Reproduce, character for character, the data from the line that contains "svg-text:丁酸乙酯: 丁酸乙酯 <box>857" through the line that contains "svg-text:50: 50 <box>1056", both included.

[Bounding box entries]
----
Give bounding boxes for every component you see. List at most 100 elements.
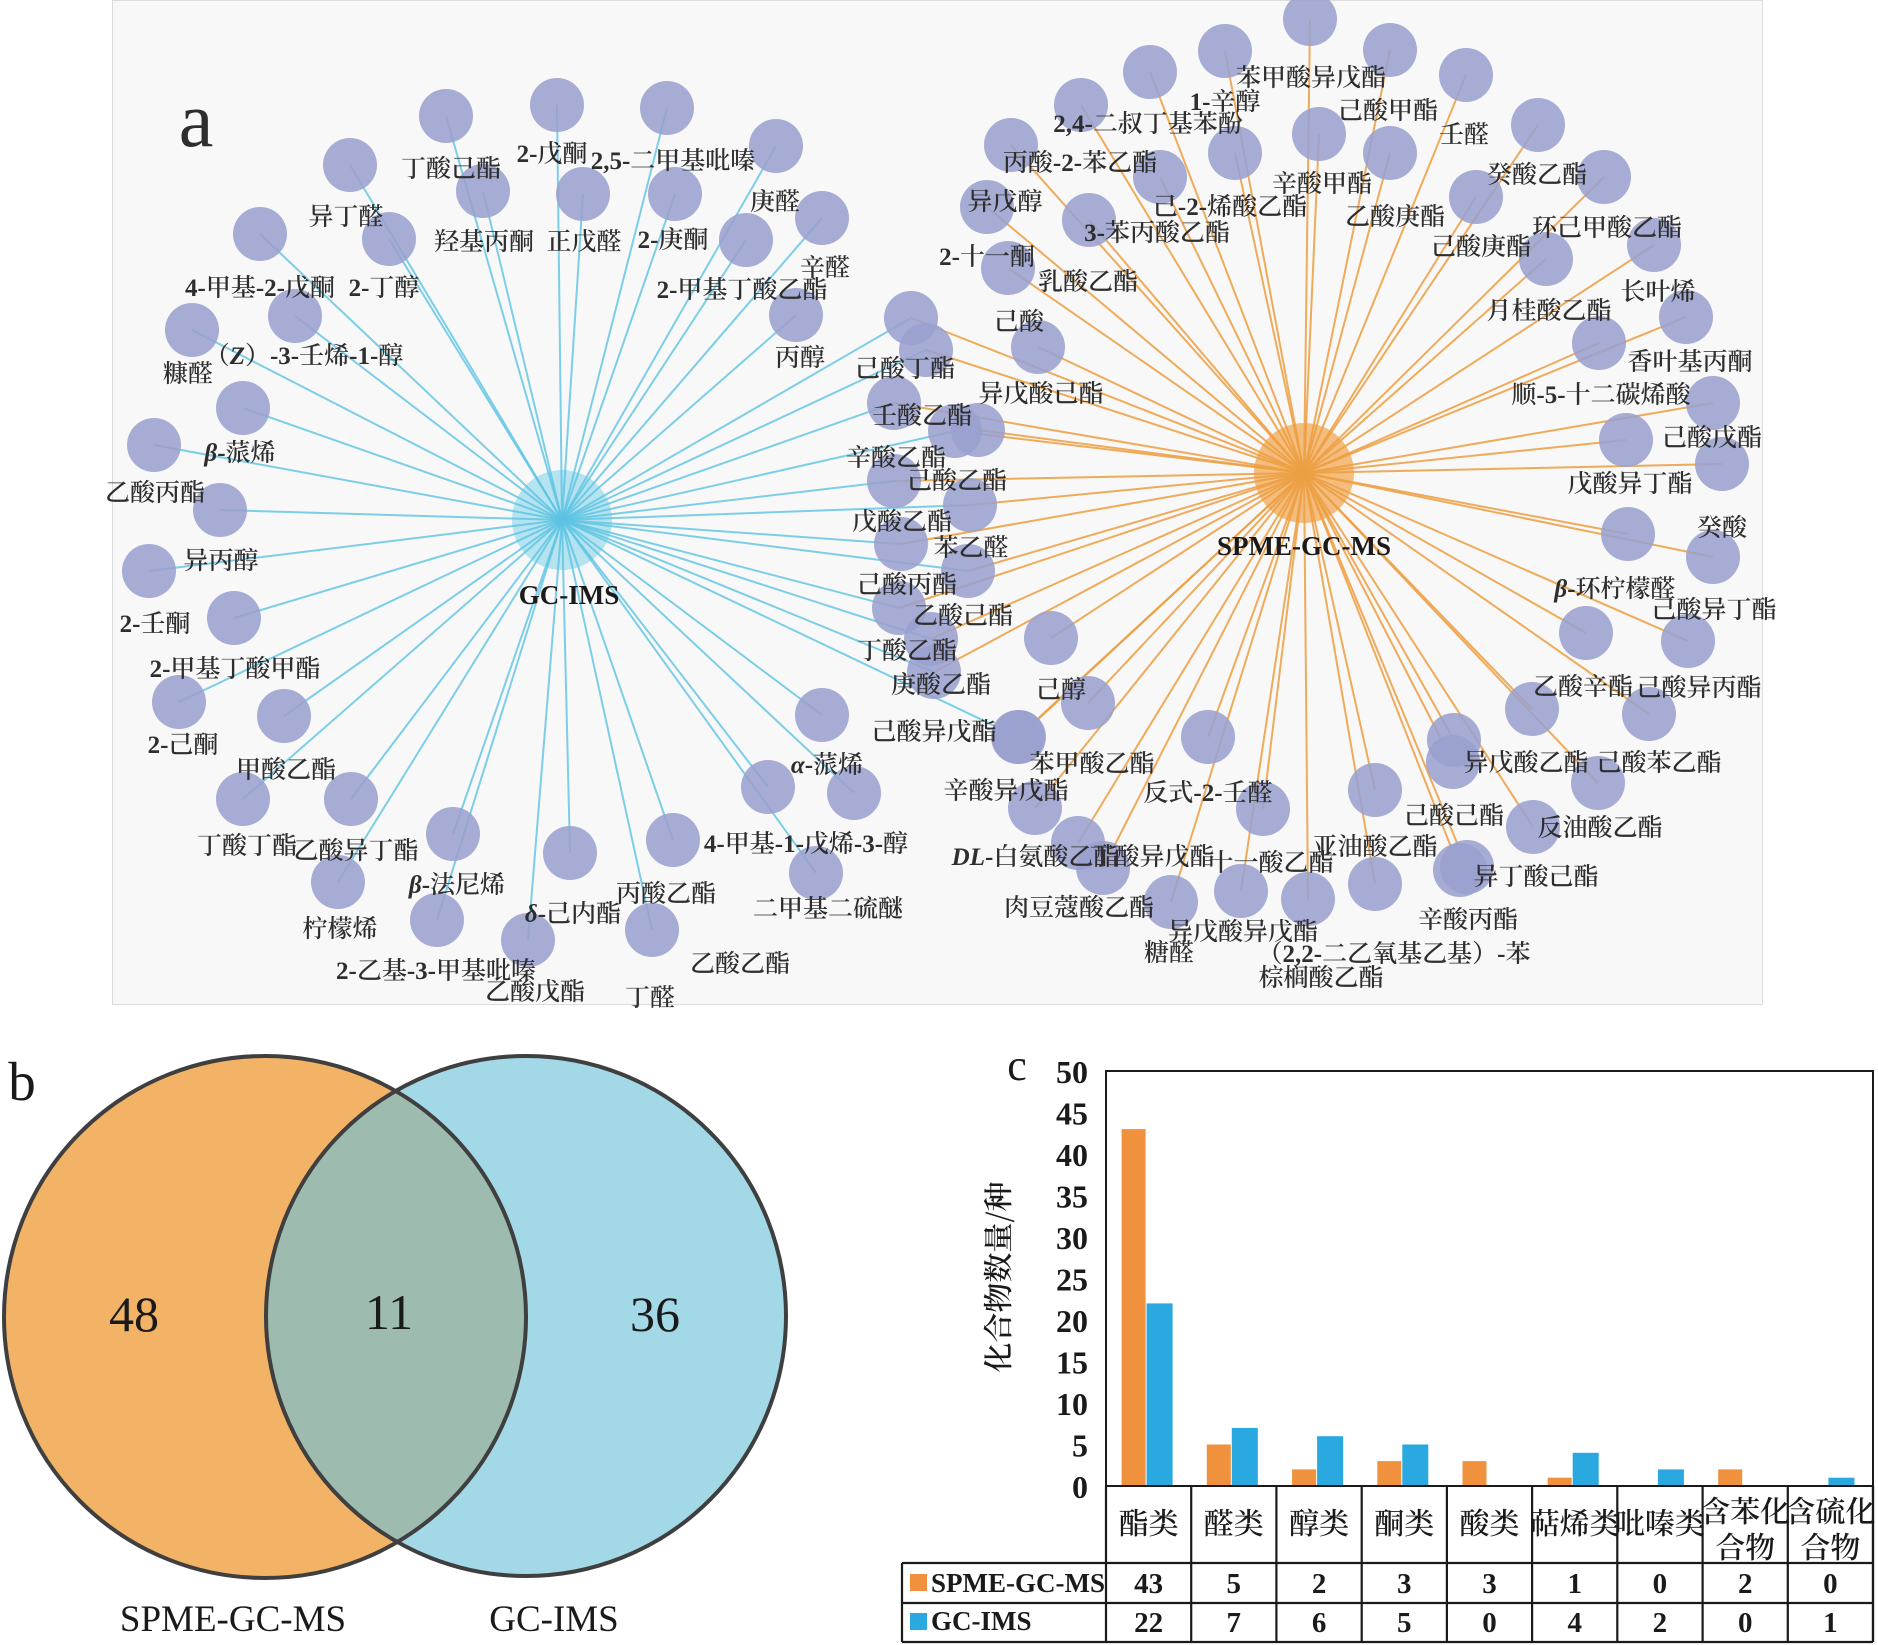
svg-text:丁酸乙酯: 丁酸乙酯 <box>857 637 957 665</box>
svg-text:δ-己内酯: δ-己内酯 <box>525 900 621 928</box>
svg-text:2: 2 <box>1312 1568 1327 1600</box>
svg-text:（Z）-3-壬烯-1-醇: （Z）-3-壬烯-1-醇 <box>205 342 404 370</box>
svg-text:50: 50 <box>1056 1054 1088 1090</box>
svg-text:含苯化: 含苯化 <box>1700 1487 1790 1531</box>
svg-text:乙酸庚酯: 乙酸庚酯 <box>1345 203 1445 231</box>
svg-text:1-辛醇: 1-辛醇 <box>1190 88 1261 116</box>
svg-text:SPME-GC-MS: SPME-GC-MS <box>120 1599 346 1640</box>
svg-text:癸酸乙酯: 癸酸乙酯 <box>1487 161 1587 189</box>
svg-text:6: 6 <box>1312 1607 1327 1639</box>
svg-text:2-甲基丁酸甲酯: 2-甲基丁酸甲酯 <box>150 655 321 683</box>
svg-text:3-苯丙酸乙酯: 3-苯丙酸乙酯 <box>1084 219 1230 247</box>
svg-text:0: 0 <box>1482 1607 1497 1639</box>
svg-text:己酸甲酯: 己酸甲酯 <box>1338 97 1438 125</box>
svg-text:2,4-二叔丁基苯酚: 2,4-二叔丁基苯酚 <box>1053 110 1243 138</box>
svg-text:柠檬烯: 柠檬烯 <box>302 915 377 943</box>
svg-text:2-戊酮: 2-戊酮 <box>517 140 588 168</box>
svg-text:22: 22 <box>1134 1607 1163 1639</box>
svg-text:（2,2-二乙氧基乙基）-苯: （2,2-二乙氧基乙基）-苯 <box>1258 940 1531 968</box>
svg-text:壬酸乙酯: 壬酸乙酯 <box>872 402 972 430</box>
svg-text:乙酸异丁酯: 乙酸异丁酯 <box>293 837 418 865</box>
svg-text:乳酸乙酯: 乳酸乙酯 <box>1038 268 1138 296</box>
svg-text:棕榈酸乙酯: 棕榈酸乙酯 <box>1258 964 1383 992</box>
svg-text:月桂酸乙酯: 月桂酸乙酯 <box>1486 297 1611 325</box>
svg-text:十一酸乙酯: 十一酸乙酯 <box>1208 849 1333 877</box>
svg-text:0: 0 <box>1653 1568 1668 1600</box>
svg-text:香叶基丙酮: 香叶基丙酮 <box>1627 348 1752 376</box>
svg-text:苯甲酸乙酯: 苯甲酸乙酯 <box>1029 750 1154 778</box>
svg-text:异丁酸己酯: 异丁酸己酯 <box>1473 863 1598 891</box>
svg-text:甲酸乙酯: 甲酸乙酯 <box>236 756 336 784</box>
svg-text:己醇: 己醇 <box>1036 676 1086 704</box>
svg-text:43: 43 <box>1134 1568 1163 1600</box>
svg-text:辛酸乙酯: 辛酸乙酯 <box>846 444 946 472</box>
svg-text:2-壬酮: 2-壬酮 <box>120 611 191 638</box>
svg-text:5: 5 <box>1227 1568 1242 1600</box>
svg-text:11: 11 <box>365 1284 413 1340</box>
svg-text:2-己酮: 2-己酮 <box>148 732 219 759</box>
svg-text:己酸苯乙酯: 己酸苯乙酯 <box>1596 749 1721 777</box>
svg-text:庚酸乙酯: 庚酸乙酯 <box>891 671 991 699</box>
svg-text:乙酸乙酯: 乙酸乙酯 <box>690 950 790 978</box>
svg-text:乙酸戊酯: 乙酸戊酯 <box>485 978 585 1006</box>
svg-text:糖醛: 糖醛 <box>1144 939 1194 967</box>
svg-text:酮类: 酮类 <box>1374 1499 1434 1543</box>
svg-text:5: 5 <box>1397 1607 1412 1639</box>
svg-text:丁酸丁酯: 丁酸丁酯 <box>197 832 297 860</box>
svg-text:辛醛: 辛醛 <box>800 254 850 282</box>
svg-text:GC-IMS: GC-IMS <box>489 1599 619 1640</box>
svg-text:0: 0 <box>1072 1469 1088 1505</box>
svg-text:GC-IMS: GC-IMS <box>519 580 620 610</box>
svg-text:0: 0 <box>1738 1607 1753 1639</box>
svg-text:35: 35 <box>1056 1179 1088 1215</box>
svg-text:吡嗪类: 吡嗪类 <box>1615 1499 1705 1543</box>
svg-text:糠醛: 糠醛 <box>163 360 213 388</box>
svg-text:2-十一酮: 2-十一酮 <box>939 244 1035 271</box>
svg-text:40: 40 <box>1056 1137 1088 1173</box>
svg-text:10: 10 <box>1056 1386 1088 1422</box>
svg-text:c: c <box>1007 1041 1027 1090</box>
svg-text:7: 7 <box>1227 1607 1242 1639</box>
svg-text:2-乙基-3-甲基吡嗪: 2-乙基-3-甲基吡嗪 <box>336 957 536 985</box>
svg-text:反式-2-壬醛: 反式-2-壬醛 <box>1143 780 1272 807</box>
svg-text:15: 15 <box>1056 1345 1088 1381</box>
svg-text:己酸己酯: 己酸己酯 <box>1404 802 1504 830</box>
svg-text:丁酸异戊酯: 丁酸异戊酯 <box>1089 843 1214 871</box>
svg-text:β-蒎烯: β-蒎烯 <box>203 439 275 467</box>
svg-text:异戊酸己酯: 异戊酸己酯 <box>978 380 1103 408</box>
svg-text:乙酸丙酯: 乙酸丙酯 <box>105 479 205 507</box>
svg-text:2,5-二甲基吡嗪: 2,5-二甲基吡嗪 <box>591 147 756 175</box>
svg-text:肉豆蔻酸乙酯: 肉豆蔻酸乙酯 <box>1004 894 1154 922</box>
svg-text:25: 25 <box>1056 1262 1088 1298</box>
svg-text:丙酸乙酯: 丙酸乙酯 <box>616 880 716 908</box>
svg-text:20: 20 <box>1056 1303 1088 1339</box>
svg-text:己酸异丁酯: 己酸异丁酯 <box>1651 596 1776 624</box>
svg-text:β-法尼烯: β-法尼烯 <box>408 871 505 899</box>
svg-text:36: 36 <box>630 1286 680 1342</box>
svg-text:化合物数量/种: 化合物数量/种 <box>974 1181 1018 1372</box>
svg-text:庚醛: 庚醛 <box>750 188 800 216</box>
svg-text:异戊醇: 异戊醇 <box>967 188 1042 216</box>
svg-text:异丙醇: 异丙醇 <box>183 547 258 575</box>
svg-text:己-2-烯酸乙酯: 己-2-烯酸乙酯 <box>1153 193 1307 221</box>
svg-text:a: a <box>179 76 214 163</box>
svg-text:异戊酸异戊酯: 异戊酸异戊酯 <box>1168 918 1318 946</box>
svg-text:2-丁醇: 2-丁醇 <box>349 274 420 302</box>
svg-text:DL-白氨酸乙酯: DL-白氨酸乙酯 <box>951 843 1119 871</box>
svg-text:醛类: 醛类 <box>1204 1499 1264 1543</box>
svg-text:己酸丁酯: 己酸丁酯 <box>855 355 955 383</box>
svg-text:醇类: 醇类 <box>1289 1499 1349 1543</box>
svg-text:己酸异戊酯: 己酸异戊酯 <box>871 718 996 746</box>
svg-text:己酸庚酯: 己酸庚酯 <box>1431 233 1531 261</box>
svg-text:乙酸辛酯: 乙酸辛酯 <box>1533 673 1633 701</box>
svg-text:正戊醛: 正戊醛 <box>546 228 621 256</box>
svg-text:3: 3 <box>1397 1568 1412 1600</box>
svg-text:β-环柠檬醛: β-环柠檬醛 <box>1553 575 1675 603</box>
svg-text:顺-5-十二碳烯酸: 顺-5-十二碳烯酸 <box>1511 381 1690 409</box>
svg-text:长叶烯: 长叶烯 <box>1620 278 1695 306</box>
svg-text:辛酸甲酯: 辛酸甲酯 <box>1272 170 1372 198</box>
svg-text:己酸丙酯: 己酸丙酯 <box>857 571 957 599</box>
svg-text:3: 3 <box>1482 1568 1497 1600</box>
svg-text:48: 48 <box>109 1286 159 1342</box>
svg-text:丙酸-2-苯乙酯: 丙酸-2-苯乙酯 <box>1003 149 1157 177</box>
----
SOLVED EXERCISE:
svg-text:丁酸乙酯: 丁酸乙酯 <box>857 637 957 665</box>
svg-text:δ-己内酯: δ-己内酯 <box>525 900 621 928</box>
svg-text:2: 2 <box>1312 1568 1327 1600</box>
svg-text:（Z）-3-壬烯-1-醇: （Z）-3-壬烯-1-醇 <box>205 342 404 370</box>
svg-text:50: 50 <box>1056 1054 1088 1090</box>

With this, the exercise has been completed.